▶ _Set exercise_: Copy out all lines where "measured" appears.

▶ _Material provided_:
· · · · · · ·
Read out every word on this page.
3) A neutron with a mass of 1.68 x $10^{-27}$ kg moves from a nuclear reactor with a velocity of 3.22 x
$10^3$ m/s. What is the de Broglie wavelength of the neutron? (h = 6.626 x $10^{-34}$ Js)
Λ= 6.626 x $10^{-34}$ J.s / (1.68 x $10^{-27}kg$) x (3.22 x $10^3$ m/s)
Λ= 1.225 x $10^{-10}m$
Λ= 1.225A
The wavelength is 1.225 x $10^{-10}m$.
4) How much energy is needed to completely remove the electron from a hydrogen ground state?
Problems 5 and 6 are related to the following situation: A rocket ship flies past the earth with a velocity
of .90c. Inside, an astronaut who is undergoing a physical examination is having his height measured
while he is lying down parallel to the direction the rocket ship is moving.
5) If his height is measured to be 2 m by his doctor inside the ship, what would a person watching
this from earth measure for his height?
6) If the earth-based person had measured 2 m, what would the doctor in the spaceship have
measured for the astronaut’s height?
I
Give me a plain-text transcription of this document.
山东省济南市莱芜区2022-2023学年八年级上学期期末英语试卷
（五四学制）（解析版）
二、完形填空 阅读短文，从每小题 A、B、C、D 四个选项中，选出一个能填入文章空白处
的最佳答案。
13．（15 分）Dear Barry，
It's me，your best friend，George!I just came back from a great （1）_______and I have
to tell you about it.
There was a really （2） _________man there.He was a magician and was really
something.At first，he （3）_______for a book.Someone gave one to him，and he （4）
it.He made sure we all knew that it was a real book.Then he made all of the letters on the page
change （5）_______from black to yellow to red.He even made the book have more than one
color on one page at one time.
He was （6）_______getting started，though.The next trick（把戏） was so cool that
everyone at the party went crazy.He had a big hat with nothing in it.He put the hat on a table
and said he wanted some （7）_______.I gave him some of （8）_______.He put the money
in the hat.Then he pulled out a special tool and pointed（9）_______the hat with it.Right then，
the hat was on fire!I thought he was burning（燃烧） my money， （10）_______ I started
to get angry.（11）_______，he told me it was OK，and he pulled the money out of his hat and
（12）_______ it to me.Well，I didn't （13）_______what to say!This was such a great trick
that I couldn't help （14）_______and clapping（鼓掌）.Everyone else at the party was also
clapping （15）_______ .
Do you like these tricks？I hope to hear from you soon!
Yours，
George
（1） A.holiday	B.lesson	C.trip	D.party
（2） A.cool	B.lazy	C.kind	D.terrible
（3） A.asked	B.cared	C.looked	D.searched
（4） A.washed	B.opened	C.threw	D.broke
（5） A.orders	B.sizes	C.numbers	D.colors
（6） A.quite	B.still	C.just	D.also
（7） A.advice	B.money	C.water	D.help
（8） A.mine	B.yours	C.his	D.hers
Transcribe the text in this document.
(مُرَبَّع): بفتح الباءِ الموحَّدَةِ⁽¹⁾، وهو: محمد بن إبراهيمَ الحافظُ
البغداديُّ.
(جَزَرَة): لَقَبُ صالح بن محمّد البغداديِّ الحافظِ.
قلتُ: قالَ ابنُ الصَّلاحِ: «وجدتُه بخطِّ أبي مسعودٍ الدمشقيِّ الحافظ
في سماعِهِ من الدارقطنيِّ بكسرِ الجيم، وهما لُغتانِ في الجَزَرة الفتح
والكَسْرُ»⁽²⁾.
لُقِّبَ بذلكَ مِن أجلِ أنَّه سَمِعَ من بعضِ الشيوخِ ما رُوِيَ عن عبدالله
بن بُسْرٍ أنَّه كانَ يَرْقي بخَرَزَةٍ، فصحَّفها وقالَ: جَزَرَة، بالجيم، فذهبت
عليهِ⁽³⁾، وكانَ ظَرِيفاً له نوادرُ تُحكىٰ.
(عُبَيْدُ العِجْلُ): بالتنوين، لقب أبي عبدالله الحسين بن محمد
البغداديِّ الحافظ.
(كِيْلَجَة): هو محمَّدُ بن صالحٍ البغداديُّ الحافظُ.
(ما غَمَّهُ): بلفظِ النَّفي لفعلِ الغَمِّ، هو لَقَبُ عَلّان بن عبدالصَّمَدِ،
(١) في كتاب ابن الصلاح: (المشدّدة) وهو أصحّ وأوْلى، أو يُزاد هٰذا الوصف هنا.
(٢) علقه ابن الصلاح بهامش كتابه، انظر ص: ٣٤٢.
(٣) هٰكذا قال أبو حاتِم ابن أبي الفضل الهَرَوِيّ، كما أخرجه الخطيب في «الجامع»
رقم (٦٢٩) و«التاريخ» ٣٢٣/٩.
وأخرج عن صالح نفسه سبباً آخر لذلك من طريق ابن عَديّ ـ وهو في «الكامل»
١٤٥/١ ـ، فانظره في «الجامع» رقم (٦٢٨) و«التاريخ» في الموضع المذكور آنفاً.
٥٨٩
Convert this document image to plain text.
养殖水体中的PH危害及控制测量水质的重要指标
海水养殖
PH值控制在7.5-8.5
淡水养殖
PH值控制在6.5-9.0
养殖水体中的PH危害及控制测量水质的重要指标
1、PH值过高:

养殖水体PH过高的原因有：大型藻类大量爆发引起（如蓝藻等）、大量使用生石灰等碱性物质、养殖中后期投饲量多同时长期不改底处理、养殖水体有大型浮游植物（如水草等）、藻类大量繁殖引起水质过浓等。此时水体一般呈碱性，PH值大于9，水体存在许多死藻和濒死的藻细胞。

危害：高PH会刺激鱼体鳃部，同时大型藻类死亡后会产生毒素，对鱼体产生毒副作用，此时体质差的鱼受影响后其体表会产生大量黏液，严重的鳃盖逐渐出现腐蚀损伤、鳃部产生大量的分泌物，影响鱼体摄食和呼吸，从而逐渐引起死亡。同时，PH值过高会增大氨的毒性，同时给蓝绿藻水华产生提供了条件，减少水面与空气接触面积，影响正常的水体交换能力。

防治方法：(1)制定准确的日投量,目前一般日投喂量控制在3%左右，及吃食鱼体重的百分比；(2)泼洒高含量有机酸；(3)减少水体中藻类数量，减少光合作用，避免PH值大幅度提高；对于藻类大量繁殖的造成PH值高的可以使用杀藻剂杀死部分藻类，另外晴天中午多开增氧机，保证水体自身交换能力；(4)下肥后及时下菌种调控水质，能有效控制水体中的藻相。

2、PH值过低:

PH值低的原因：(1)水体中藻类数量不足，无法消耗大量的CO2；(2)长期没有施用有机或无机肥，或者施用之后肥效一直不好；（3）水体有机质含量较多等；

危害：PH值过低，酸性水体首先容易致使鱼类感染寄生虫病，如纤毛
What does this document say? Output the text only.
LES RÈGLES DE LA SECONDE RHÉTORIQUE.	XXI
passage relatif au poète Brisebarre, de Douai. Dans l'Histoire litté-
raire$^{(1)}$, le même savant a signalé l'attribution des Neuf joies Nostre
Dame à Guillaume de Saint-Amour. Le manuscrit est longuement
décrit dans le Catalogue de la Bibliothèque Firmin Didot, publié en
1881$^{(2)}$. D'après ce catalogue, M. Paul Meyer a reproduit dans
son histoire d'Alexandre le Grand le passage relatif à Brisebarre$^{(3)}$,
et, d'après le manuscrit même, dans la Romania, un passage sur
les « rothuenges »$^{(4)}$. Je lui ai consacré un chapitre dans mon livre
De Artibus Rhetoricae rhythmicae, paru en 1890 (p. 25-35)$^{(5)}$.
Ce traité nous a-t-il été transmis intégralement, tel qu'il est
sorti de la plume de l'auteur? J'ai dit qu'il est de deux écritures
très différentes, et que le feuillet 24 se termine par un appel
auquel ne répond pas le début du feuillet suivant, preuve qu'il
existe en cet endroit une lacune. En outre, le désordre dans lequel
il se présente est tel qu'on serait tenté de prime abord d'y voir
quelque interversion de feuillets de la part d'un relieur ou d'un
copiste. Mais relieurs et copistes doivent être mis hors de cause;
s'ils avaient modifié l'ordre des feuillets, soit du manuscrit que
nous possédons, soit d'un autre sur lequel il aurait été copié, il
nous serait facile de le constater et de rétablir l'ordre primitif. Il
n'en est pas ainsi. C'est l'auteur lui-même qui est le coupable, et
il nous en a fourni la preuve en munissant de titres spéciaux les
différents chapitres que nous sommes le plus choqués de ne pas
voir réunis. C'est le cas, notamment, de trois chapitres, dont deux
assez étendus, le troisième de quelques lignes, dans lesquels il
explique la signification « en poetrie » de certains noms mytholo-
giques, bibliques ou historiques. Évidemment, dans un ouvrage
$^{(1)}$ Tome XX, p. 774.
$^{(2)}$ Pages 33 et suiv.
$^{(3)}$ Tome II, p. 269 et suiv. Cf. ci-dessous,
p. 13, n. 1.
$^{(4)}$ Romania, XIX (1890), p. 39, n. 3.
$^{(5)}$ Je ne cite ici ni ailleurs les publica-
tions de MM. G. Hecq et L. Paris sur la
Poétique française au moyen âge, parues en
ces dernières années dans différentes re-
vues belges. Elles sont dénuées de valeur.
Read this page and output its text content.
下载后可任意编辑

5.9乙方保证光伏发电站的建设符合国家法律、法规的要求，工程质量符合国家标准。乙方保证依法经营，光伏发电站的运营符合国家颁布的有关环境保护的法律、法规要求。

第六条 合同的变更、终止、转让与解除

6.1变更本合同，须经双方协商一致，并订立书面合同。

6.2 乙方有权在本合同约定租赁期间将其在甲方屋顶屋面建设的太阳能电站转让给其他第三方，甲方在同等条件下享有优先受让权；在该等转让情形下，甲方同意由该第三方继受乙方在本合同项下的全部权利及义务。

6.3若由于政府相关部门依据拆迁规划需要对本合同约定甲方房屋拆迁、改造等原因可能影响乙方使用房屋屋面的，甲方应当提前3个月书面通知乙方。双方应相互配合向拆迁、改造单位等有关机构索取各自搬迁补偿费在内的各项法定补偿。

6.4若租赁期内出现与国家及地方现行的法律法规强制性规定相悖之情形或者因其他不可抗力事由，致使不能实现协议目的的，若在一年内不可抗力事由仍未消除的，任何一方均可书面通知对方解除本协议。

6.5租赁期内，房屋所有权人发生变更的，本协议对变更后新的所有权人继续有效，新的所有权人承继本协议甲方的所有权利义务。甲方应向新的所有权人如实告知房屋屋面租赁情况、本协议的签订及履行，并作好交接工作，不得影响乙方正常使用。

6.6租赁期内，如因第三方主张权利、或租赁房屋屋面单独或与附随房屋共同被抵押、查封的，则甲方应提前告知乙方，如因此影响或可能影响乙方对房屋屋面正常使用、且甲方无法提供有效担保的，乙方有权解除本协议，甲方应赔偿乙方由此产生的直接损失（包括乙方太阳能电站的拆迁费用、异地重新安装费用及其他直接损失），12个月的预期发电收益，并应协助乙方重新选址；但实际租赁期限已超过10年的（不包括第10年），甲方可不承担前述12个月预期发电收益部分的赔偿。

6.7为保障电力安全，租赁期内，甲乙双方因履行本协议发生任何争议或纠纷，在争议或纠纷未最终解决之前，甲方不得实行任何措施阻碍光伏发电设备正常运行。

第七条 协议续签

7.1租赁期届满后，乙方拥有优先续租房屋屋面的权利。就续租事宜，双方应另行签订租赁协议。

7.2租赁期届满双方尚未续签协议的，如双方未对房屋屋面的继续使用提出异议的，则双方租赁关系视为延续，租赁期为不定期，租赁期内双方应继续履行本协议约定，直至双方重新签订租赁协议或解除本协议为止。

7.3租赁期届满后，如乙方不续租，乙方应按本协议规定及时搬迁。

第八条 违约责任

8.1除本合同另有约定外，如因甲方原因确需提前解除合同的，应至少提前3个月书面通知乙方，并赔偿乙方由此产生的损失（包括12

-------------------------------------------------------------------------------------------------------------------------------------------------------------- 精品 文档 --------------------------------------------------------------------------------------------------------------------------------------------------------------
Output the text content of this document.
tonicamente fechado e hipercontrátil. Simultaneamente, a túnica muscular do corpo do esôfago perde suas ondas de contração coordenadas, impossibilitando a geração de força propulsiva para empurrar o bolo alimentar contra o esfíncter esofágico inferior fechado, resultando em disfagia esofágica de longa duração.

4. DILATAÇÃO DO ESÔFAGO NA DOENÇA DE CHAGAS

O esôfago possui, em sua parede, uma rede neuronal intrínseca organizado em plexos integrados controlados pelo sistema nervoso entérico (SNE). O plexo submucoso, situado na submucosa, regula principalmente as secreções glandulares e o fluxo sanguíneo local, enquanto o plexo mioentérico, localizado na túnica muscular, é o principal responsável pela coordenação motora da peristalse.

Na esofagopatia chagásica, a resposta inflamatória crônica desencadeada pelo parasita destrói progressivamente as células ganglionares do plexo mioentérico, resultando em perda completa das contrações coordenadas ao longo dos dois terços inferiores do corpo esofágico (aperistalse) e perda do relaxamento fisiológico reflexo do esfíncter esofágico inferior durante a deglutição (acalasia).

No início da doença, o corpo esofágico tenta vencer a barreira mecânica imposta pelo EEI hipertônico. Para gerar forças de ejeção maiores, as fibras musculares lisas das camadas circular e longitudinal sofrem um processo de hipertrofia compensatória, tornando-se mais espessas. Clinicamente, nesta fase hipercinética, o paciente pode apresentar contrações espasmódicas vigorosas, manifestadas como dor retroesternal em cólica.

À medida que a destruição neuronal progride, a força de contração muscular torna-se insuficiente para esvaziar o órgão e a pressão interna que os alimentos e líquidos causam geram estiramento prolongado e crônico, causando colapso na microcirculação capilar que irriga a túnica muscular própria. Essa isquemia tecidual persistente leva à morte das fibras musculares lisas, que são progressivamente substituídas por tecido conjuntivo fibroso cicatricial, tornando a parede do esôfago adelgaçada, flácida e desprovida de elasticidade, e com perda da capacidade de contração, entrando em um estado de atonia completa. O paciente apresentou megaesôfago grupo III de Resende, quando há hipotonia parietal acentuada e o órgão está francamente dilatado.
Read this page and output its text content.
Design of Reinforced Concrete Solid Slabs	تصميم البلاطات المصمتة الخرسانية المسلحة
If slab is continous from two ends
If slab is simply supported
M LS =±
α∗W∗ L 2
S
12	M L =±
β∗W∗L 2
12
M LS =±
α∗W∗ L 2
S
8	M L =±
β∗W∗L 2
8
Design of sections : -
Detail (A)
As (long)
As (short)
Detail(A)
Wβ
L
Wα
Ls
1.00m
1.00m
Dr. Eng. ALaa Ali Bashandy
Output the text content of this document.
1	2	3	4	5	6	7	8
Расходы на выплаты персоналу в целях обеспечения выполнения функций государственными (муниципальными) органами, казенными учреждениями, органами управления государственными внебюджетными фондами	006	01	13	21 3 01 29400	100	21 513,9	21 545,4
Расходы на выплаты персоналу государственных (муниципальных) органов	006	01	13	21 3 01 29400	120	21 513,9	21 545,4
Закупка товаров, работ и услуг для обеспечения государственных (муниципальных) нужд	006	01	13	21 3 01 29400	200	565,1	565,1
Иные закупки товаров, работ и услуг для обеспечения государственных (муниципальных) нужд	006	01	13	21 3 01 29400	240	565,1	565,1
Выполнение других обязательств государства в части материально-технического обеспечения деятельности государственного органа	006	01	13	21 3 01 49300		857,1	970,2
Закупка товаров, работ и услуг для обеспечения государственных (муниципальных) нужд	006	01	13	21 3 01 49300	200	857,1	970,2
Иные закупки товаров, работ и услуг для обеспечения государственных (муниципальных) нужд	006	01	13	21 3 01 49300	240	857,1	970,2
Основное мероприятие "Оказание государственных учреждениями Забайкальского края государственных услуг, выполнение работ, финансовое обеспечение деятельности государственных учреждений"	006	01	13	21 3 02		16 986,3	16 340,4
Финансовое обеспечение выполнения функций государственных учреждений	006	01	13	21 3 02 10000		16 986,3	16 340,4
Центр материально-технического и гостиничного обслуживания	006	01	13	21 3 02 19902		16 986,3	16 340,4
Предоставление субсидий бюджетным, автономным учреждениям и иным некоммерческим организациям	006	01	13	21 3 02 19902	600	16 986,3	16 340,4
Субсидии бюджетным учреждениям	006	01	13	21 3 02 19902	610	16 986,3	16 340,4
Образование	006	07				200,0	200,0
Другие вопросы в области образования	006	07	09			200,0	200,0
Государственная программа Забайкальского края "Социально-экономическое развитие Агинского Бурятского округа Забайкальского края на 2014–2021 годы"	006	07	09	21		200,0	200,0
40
· · · · · · ·
▶ _Output below_:
of .90c. Inside, an astronaut who is undergoing a physical examination is having his height measured
5) If his height is measured to be 2 m by his doctor inside the ship, what would a person watching
6) If the earth-based person had measured 2 m, what would the doctor in the spaceship have
measured for the astronaut’s height?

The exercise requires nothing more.